§ **Extracted information**
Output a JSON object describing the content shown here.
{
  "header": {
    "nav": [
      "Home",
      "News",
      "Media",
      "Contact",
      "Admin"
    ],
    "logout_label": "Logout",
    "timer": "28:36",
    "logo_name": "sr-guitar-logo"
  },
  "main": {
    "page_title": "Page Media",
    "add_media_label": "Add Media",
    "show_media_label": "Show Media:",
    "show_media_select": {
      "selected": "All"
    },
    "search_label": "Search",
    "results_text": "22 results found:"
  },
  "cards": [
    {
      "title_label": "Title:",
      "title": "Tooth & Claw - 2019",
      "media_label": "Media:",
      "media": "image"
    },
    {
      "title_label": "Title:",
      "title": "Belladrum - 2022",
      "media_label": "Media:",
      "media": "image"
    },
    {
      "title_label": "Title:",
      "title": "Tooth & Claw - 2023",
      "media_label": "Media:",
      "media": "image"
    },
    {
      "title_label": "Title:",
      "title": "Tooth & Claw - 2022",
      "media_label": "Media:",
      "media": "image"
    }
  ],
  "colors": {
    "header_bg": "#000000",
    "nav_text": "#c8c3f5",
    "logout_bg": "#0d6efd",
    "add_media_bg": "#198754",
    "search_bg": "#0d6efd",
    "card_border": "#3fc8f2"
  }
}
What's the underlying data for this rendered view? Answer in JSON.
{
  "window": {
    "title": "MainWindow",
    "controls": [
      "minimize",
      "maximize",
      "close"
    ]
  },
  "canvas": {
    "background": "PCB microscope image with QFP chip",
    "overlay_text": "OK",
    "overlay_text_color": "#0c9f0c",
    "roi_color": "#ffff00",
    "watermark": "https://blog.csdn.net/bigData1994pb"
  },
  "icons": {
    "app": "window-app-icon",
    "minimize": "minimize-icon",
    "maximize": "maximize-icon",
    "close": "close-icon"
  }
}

§ **What the task requires**
Pull every line containing "JSON" from the material above.

§ **Exercise solution**
Output a JSON object describing the content shown here.
What's the underlying data for this rendered view? Answer in JSON.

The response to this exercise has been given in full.